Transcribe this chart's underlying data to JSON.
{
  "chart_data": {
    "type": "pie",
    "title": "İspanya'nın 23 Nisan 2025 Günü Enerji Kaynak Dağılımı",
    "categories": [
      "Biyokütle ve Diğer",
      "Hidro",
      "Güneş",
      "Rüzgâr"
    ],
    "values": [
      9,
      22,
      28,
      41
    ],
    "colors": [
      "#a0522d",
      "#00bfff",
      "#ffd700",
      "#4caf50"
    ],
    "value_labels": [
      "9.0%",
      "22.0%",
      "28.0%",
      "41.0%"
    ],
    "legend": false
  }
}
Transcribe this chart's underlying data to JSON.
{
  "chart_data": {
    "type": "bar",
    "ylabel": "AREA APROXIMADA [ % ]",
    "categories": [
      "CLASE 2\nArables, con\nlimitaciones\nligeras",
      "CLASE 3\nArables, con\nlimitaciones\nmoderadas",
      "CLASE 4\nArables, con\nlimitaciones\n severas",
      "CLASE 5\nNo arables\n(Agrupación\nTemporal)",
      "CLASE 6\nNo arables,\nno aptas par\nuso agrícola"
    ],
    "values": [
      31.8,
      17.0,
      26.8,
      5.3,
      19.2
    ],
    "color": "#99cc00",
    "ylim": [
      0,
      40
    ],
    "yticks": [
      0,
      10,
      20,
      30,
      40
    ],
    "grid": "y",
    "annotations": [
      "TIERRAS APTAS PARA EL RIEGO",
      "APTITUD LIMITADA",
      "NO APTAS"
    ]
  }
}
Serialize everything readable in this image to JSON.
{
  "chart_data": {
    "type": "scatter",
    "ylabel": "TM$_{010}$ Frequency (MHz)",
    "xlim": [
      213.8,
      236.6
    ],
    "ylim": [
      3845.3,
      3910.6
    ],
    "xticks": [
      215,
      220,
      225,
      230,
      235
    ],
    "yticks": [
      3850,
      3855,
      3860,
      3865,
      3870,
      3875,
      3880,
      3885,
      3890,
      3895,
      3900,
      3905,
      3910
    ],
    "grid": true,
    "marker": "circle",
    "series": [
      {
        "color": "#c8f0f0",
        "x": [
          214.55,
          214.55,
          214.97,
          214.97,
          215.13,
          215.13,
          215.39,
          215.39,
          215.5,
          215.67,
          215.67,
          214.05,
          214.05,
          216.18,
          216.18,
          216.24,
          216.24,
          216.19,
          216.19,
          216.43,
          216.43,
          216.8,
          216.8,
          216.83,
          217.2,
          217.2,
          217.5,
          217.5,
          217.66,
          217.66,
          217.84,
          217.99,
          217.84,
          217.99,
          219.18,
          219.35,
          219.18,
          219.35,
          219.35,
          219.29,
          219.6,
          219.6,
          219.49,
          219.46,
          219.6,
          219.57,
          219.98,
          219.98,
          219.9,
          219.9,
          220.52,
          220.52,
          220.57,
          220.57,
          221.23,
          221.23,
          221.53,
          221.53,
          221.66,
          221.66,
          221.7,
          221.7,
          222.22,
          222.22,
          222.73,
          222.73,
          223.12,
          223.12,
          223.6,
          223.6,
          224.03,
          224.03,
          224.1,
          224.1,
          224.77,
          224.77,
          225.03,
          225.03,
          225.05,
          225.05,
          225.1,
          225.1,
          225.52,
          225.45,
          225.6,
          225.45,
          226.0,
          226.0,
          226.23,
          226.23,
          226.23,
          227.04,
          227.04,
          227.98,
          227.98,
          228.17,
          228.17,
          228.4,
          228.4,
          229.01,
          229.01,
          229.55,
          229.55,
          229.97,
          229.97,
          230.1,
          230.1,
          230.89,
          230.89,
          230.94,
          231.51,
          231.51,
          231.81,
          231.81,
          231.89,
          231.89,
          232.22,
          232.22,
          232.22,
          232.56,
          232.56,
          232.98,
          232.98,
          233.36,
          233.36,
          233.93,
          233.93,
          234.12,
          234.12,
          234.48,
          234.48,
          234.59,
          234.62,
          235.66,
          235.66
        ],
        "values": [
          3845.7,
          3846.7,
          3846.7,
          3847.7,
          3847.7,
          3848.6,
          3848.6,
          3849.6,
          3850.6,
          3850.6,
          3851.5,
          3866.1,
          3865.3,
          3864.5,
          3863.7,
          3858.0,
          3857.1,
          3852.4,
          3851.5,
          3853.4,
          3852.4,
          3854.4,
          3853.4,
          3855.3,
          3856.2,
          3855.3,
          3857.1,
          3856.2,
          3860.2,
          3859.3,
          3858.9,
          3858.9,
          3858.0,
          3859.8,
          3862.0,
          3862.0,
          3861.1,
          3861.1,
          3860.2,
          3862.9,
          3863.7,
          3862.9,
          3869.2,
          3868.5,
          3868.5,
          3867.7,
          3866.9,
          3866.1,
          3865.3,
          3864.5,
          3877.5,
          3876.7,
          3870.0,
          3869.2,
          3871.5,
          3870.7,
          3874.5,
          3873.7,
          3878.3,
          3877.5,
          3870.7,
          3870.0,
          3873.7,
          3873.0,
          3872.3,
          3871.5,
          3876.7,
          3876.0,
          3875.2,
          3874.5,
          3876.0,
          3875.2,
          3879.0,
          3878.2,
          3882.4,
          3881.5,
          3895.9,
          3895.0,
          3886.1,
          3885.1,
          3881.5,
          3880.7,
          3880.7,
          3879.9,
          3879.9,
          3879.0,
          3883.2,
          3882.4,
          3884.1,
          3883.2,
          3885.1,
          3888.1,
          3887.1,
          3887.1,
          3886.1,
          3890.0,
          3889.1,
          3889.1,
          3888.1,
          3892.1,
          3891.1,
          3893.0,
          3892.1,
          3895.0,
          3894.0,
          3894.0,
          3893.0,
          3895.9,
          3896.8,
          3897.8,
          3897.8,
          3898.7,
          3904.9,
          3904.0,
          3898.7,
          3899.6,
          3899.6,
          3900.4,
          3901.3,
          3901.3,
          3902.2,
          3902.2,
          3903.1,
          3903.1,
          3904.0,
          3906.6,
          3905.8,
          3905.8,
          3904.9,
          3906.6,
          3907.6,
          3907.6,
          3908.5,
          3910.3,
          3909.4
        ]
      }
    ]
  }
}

################

Written request.
Write out all of the records above exactly as they appear.

In response.
Transcribe this chart's underlying data to JSON.
{
  "chart_data": {
    "type": "pie",
    "title": "İspanya'nın 23 Nisan 2025 Günü Enerji Kaynak Dağılımı",
    "categories": [
      "Biyokütle ve Diğer",
      "Hidro",
      "Güneş",
      "Rüzgâr"
    ],
    "values": [
      9,
      22,
      28,
      41
    ],
    "colors": [
      "#a0522d",
      "#00bfff",
      "#ffd700",
      "#4caf50"
    ],
    "value_labels": [
      "9.0%",
      "22.0%",
      "28.0%",
      "41.0%"
    ],
    "legend": false
  }
}
Transcribe this chart's underlying data to JSON.
{
  "chart_data": {
    "type": "bar",
    "ylabel": "AREA APROXIMADA [ % ]",
    "categories": [
      "CLASE 2\nArables, con\nlimitaciones\nligeras",
      "CLASE 3\nArables, con\nlimitaciones\nmoderadas",
      "CLASE 4\nArables, con\nlimitaciones\n severas",
      "CLASE 5\nNo arables\n(Agrupación\nTemporal)",
      "CLASE 6\nNo arables,\nno aptas par\nuso agrícola"
    ],
    "values": [
      31.8,
      17.0,
      26.8,
      5.3,
      19.2
    ],
    "color": "#99cc00",
    "ylim": [
      0,
      40
    ],
    "yticks": [
      0,
      10,
      20,
      30,
      40
    ],
    "grid": "y",
    "annotations": [
      "TIERRAS APTAS PARA EL RIEGO",
      "APTITUD LIMITADA",
      "NO APTAS"
    ]
  }
}
Serialize everything readable in this image to JSON.
{
  "chart_data": {
    "type": "scatter",
    "ylabel": "TM$_{010}$ Frequency (MHz)",
    "xlim": [
      213.8,
      236.6
    ],
    "ylim": [
      3845.3,
      3910.6
    ],
    "xticks": [
      215,
      220,
      225,
      230,
      235
    ],
    "yticks": [
      3850,
      3855,
      3860,
      3865,
      3870,
      3875,
      3880,
      3885,
      3890,
      3895,
      3900,
      3905,
      3910
    ],
    "grid": true,
    "marker": "circle",
    "series": [
      {
        "color": "#c8f0f0",
        "x": [
          214.55,
          214.55,
          214.97,
          214.97,
          215.13,
          215.13,
          215.39,
          215.39,
          215.5,
          215.67,
          215.67,
          214.05,
          214.05,
          216.18,
          216.18,
          216.24,
          216.24,
          216.19,
          216.19,
          216.43,
          216.43,
          216.8,
          216.8,
          216.83,
          217.2,
          217.2,
          217.5,
          217.5,
          217.66,
          217.66,
          217.84,
          217.99,
          217.84,
          217.99,
          219.18,
          219.35,
          219.18,
          219.35,
          219.35,
          219.29,
          219.6,
          219.6,
          219.49,
          219.46,
          219.6,
          219.57,
          219.98,
          219.98,
          219.9,
          219.9,
          220.52,
          220.52,
          220.57,
          220.57,
          221.23,
          221.23,
          221.53,
          221.53,
          221.66,
          221.66,
          221.7,
          221.7,
          222.22,
          222.22,
          222.73,
          222.73,
          223.12,
          223.12,
          223.6,
          223.6,
          224.03,
          224.03,
          224.1,
          224.1,
          224.77,
          224.77,
          225.03,
          225.03,
          225.05,
          225.05,
          225.1,
          225.1,
          225.52,
          225.45,
          225.6,
          225.45,
          226.0,
          226.0,
          226.23,
          226.23,
          226.23,
          227.04,
          227.04,
          227.98,
          227.98,
          228.17,
          228.17,
          228.4,
          228.4,
          229.01,
          229.01,
          229.55,
          229.55,
          229.97,
          229.97,
          230.1,
          230.1,
          230.89,
          230.89,
          230.94,
          231.51,
          231.51,
          231.81,
          231.81,
          231.89,
          231.89,
          232.22,
          232.22,
          232.22,
          232.56,
          232.56,
          232.98,
          232.98,
          233.36,
          233.36,
          233.93,
          233.93,
          234.12,
          234.12,
          234.48,
          234.48,
          234.59,
          234.62,
          235.66,
          235.66
        ],
        "values": [
          3845.7,
          3846.7,
          3846.7,
          3847.7,
          3847.7,
          3848.6,
          3848.6,
          3849.6,
          3850.6,
          3850.6,
          3851.5,
          3866.1,
          3865.3,
          3864.5,
          3863.7,
          3858.0,
          3857.1,
          3852.4,
          3851.5,
          3853.4,
          3852.4,
          3854.4,
          3853.4,
          3855.3,
          3856.2,
          3855.3,
          3857.1,
          3856.2,
          3860.2,
          3859.3,
          3858.9,
          3858.9,
          3858.0,
          3859.8,
          3862.0,
          3862.0,
          3861.1,
          3861.1,
          3860.2,
          3862.9,
          3863.7,
          3862.9,
          3869.2,
          3868.5,
          3868.5,
          3867.7,
          3866.9,
          3866.1,
          3865.3,
          3864.5,
          3877.5,
          3876.7,
          3870.0,
          3869.2,
          3871.5,
          3870.7,
          3874.5,
          3873.7,
          3878.3,
          3877.5,
          3870.7,
          3870.0,
          3873.7,
          3873.0,
          3872.3,
          3871.5,
          3876.7,
          3876.0,
          3875.2,
          3874.5,
          3876.0,
          3875.2,
          3879.0,
          3878.2,
          3882.4,
          3881.5,
          3895.9,
          3895.0,
          3886.1,
          3885.1,
          3881.5,
          3880.7,
          3880.7,
          3879.9,
          3879.9,
          3879.0,
          3883.2,
          3882.4,
          3884.1,
          3883.2,
          3885.1,
          3888.1,
          3887.1,
          3887.1,
          3886.1,
          3890.0,
          3889.1,
          3889.1,
          3888.1,
          3892.1,
          3891.1,
          3893.0,
          3892.1,
          3895.0,
          3894.0,
          3894.0,
          3893.0,
          3895.9,
          3896.8,
          3897.8,
          3897.8,
          3898.7,
          3904.9,
          3904.0,
          3898.7,
          3899.6,
          3899.6,
          3900.4,
          3901.3,
          3901.3,
          3902.2,
          3902.2,
          3903.1,
          3903.1,
          3904.0,
          3906.6,
          3905.8,
          3905.8,
          3904.9,
          3906.6,
          3907.6,
          3907.6,
          3908.5,
          3910.3,
          3909.4
        ]
      }
    ]
  }
}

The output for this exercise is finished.